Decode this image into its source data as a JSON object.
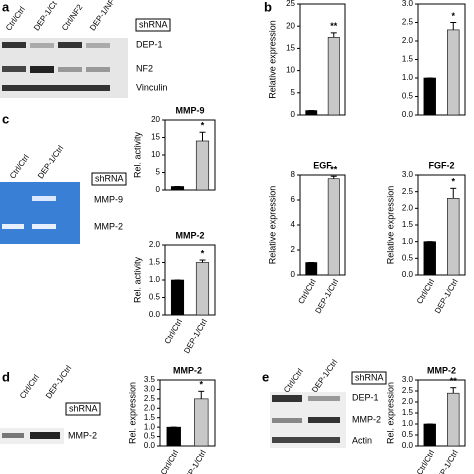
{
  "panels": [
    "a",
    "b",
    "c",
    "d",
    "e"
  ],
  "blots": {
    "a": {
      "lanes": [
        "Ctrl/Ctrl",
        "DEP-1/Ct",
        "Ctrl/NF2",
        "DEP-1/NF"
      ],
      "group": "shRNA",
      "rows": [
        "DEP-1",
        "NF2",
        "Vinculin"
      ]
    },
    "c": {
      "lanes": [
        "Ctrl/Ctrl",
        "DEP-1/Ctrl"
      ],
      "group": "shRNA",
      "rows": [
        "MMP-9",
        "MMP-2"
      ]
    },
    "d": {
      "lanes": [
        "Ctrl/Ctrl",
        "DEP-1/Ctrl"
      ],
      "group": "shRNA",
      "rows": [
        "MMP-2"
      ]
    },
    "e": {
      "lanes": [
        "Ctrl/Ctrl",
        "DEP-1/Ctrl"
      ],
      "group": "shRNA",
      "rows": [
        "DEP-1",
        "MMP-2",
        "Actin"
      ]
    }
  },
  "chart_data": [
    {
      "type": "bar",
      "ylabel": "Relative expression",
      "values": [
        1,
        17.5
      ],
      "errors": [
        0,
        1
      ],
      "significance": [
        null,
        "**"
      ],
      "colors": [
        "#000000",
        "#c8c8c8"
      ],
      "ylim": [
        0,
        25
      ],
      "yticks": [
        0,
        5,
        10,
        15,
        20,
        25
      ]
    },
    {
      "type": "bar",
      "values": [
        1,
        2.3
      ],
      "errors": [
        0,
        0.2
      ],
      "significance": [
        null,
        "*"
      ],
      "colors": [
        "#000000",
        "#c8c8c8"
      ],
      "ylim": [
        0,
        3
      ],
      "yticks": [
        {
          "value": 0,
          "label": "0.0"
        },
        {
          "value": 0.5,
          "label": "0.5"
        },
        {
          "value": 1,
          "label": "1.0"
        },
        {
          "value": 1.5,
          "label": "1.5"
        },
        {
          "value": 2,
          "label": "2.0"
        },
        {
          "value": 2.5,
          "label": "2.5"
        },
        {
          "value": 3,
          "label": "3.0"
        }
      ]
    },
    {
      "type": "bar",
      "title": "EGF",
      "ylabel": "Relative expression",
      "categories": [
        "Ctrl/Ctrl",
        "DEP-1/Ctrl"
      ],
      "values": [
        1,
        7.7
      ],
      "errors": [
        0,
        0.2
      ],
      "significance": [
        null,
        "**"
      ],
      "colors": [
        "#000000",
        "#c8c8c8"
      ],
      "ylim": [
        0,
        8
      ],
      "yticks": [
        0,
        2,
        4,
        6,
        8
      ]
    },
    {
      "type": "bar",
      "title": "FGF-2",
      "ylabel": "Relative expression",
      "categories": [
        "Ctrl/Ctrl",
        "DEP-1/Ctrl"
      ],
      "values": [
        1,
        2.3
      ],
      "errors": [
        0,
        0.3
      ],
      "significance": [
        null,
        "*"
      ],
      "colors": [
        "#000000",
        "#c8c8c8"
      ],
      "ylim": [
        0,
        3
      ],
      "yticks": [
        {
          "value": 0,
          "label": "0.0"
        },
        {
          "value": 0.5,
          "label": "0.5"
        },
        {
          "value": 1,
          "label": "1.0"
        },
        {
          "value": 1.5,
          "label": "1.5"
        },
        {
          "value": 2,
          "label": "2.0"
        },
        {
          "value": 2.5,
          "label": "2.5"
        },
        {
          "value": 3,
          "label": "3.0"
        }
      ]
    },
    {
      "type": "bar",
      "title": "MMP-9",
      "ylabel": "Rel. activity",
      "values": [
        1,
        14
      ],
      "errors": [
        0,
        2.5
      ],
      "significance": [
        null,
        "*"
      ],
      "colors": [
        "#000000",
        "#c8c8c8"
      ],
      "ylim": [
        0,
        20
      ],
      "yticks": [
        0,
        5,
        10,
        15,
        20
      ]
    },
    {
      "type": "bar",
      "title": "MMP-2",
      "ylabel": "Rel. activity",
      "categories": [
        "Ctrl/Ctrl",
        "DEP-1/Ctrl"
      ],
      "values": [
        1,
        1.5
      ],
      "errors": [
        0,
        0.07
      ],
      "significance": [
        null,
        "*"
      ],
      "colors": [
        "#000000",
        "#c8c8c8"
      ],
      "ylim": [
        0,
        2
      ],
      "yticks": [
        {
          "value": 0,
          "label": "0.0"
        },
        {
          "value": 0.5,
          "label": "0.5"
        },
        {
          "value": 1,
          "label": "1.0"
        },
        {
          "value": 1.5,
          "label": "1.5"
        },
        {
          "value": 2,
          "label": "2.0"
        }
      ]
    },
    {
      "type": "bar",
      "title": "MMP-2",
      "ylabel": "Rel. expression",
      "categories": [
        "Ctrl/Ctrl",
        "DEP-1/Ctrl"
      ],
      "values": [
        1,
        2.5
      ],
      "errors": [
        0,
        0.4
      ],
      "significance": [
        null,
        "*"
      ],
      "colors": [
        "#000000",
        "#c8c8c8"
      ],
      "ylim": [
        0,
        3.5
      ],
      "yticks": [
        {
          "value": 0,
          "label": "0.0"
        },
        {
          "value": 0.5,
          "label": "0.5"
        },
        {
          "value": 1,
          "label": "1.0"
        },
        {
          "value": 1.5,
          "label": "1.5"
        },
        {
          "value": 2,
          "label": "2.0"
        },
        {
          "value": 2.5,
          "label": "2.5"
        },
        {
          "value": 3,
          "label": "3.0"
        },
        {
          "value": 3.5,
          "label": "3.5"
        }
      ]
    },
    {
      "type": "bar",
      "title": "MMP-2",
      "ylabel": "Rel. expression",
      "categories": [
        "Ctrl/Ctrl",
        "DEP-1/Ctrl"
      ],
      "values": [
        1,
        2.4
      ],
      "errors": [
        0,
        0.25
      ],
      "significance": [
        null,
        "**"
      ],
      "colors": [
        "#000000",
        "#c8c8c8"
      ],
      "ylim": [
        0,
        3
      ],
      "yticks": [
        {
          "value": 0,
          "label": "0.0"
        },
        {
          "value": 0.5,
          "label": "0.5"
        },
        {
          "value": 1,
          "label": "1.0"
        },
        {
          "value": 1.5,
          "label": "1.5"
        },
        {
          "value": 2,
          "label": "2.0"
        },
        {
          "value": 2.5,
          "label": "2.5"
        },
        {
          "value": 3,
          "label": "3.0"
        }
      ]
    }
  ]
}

Prompt:
Without the pictures, return all the records precisely as they stand.

Task result:
Decode this image into its source data as a JSON object.
{
  "panels": [
    "a",
    "b",
    "c",
    "d",
    "e"
  ],
  "blots": {
    "a": {
      "lanes": [
        "Ctrl/Ctrl",
        "DEP-1/Ct",
        "Ctrl/NF2",
        "DEP-1/NF"
      ],
      "group": "shRNA",
      "rows": [
        "DEP-1",
        "NF2",
        "Vinculin"
      ]
    },
    "c": {
      "lanes": [
        "Ctrl/Ctrl",
        "DEP-1/Ctrl"
      ],
      "group": "shRNA",
      "rows": [
        "MMP-9",
        "MMP-2"
      ]
    },
    "d": {
      "lanes": [
        "Ctrl/Ctrl",
        "DEP-1/Ctrl"
      ],
      "group": "shRNA",
      "rows": [
        "MMP-2"
      ]
    },
    "e": {
      "lanes": [
        "Ctrl/Ctrl",
        "DEP-1/Ctrl"
      ],
      "group": "shRNA",
      "rows": [
        "DEP-1",
        "MMP-2",
        "Actin"
      ]
    }
  },
  "chart_data": [
    {
      "type": "bar",
      "ylabel": "Relative expression",
      "values": [
        1,
        17.5
      ],
      "errors": [
        0,
        1
      ],
      "significance": [
        null,
        "**"
      ],
      "colors": [
        "#000000",
        "#c8c8c8"
      ],
      "ylim": [
        0,
        25
      ],
      "yticks": [
        0,
        5,
        10,
        15,
        20,
        25
      ]
    },
    {
      "type": "bar",
      "values": [
        1,
        2.3
      ],
      "errors": [
        0,
        0.2
      ],
      "significance": [
        null,
        "*"
      ],
      "colors": [
        "#000000",
        "#c8c8c8"
      ],
      "ylim": [
        0,
        3
      ],
      "yticks": [
        {
          "value": 0,
          "label": "0.0"
        },
        {
          "value": 0.5,
          "label": "0.5"
        },
        {
          "value": 1,
          "label": "1.0"
        },
        {
          "value": 1.5,
          "label": "1.5"
        },
        {
          "value": 2,
          "label": "2.0"
        },
        {
          "value": 2.5,
          "label": "2.5"
        },
        {
          "value": 3,
          "label": "3.0"
        }
      ]
    },
    {
      "type": "bar",
      "title": "EGF",
      "ylabel": "Relative expression",
      "categories": [
        "Ctrl/Ctrl",
        "DEP-1/Ctrl"
      ],
      "values": [
        1,
        7.7
      ],
      "errors": [
        0,
        0.2
      ],
      "significance": [
        null,
        "**"
      ],
      "colors": [
        "#000000",
        "#c8c8c8"
      ],
      "ylim": [
        0,
        8
      ],
      "yticks": [
        0,
        2,
        4,
        6,
        8
      ]
    },
    {
      "type": "bar",
      "title": "FGF-2",
      "ylabel": "Relative expression",
      "categories": [
        "Ctrl/Ctrl",
        "DEP-1/Ctrl"
      ],
      "values": [
        1,
        2.3
      ],
      "errors": [
        0,
        0.3
      ],
      "significance": [
        null,
        "*"
      ],
      "colors": [
        "#000000",
        "#c8c8c8"
      ],
      "ylim": [
        0,
        3
      ],
      "yticks": [
        {
          "value": 0,
          "label": "0.0"
        },
        {
          "value": 0.5,
          "label": "0.5"
        },
        {
          "value": 1,
          "label": "1.0"
        },
        {
          "value": 1.5,
          "label": "1.5"
        },
        {
          "value": 2,
          "label": "2.0"
        },
        {
          "value": 2.5,
          "label": "2.5"
        },
        {
          "value": 3,
          "label": "3.0"
        }
      ]
    },
    {
      "type": "bar",
      "title": "MMP-9",
      "ylabel": "Rel. activity",
      "values": [
        1,
        14
      ],
      "errors": [
        0,
        2.5
      ],
      "significance": [
        null,
        "*"
      ],
      "colors": [
        "#000000",
        "#c8c8c8"
      ],
      "ylim": [
        0,
        20
      ],
      "yticks": [
        0,
        5,
        10,
        15,
        20
      ]
    },
    {
      "type": "bar",
      "title": "MMP-2",
      "ylabel": "Rel. activity",
      "categories": [
        "Ctrl/Ctrl",
        "DEP-1/Ctrl"
      ],
      "values": [
        1,
        1.5
      ],
      "errors": [
        0,
        0.07
      ],
      "significance": [
        null,
        "*"
      ],
      "colors": [
        "#000000",
        "#c8c8c8"
      ],
      "ylim": [
        0,
        2
      ],
      "yticks": [
        {
          "value": 0,
          "label": "0.0"
        },
        {
          "value": 0.5,
          "label": "0.5"
        },
        {
          "value": 1,
          "label": "1.0"
        },
        {
          "value": 1.5,
          "label": "1.5"
        },
        {
          "value": 2,
          "label": "2.0"
        }
      ]
    },
    {
      "type": "bar",
      "title": "MMP-2",
      "ylabel": "Rel. expression",
      "categories": [
        "Ctrl/Ctrl",
        "DEP-1/Ctrl"
      ],
      "values": [
        1,
        2.5
      ],
      "errors": [
        0,
        0.4
      ],
      "significance": [
        null,
        "*"
      ],
      "colors": [
        "#000000",
        "#c8c8c8"
      ],
      "ylim": [
        0,
        3.5
      ],
      "yticks": [
        {
          "value": 0,
          "label": "0.0"
        },
        {
          "value": 0.5,
          "label": "0.5"
        },
        {
          "value": 1,
          "label": "1.0"
        },
        {
          "value": 1.5,
          "label": "1.5"
        },
        {
          "value": 2,
          "label": "2.0"
        },
        {
          "value": 2.5,
          "label": "2.5"
        },
        {
          "value": 3,
          "label": "3.0"
        },
        {
          "value": 3.5,
          "label": "3.5"
        }
      ]
    },
    {
      "type": "bar",
      "title": "MMP-2",
      "ylabel": "Rel. expression",
      "categories": [
        "Ctrl/Ctrl",
        "DEP-1/Ctrl"
      ],
      "values": [
        1,
        2.4
      ],
      "errors": [
        0,
        0.25
      ],
      "significance": [
        null,
        "**"
      ],
      "colors": [
        "#000000",
        "#c8c8c8"
      ],
      "ylim": [
        0,
        3
      ],
      "yticks": [
        {
          "value": 0,
          "label": "0.0"
        },
        {
          "value": 0.5,
          "label": "0.5"
        },
        {
          "value": 1,
          "label": "1.0"
        },
        {
          "value": 1.5,
          "label": "1.5"
        },
        {
          "value": 2,
          "label": "2.0"
        },
        {
          "value": 2.5,
          "label": "2.5"
        },
        {
          "value": 3,
          "label": "3.0"
        }
      ]
    }
  ]
}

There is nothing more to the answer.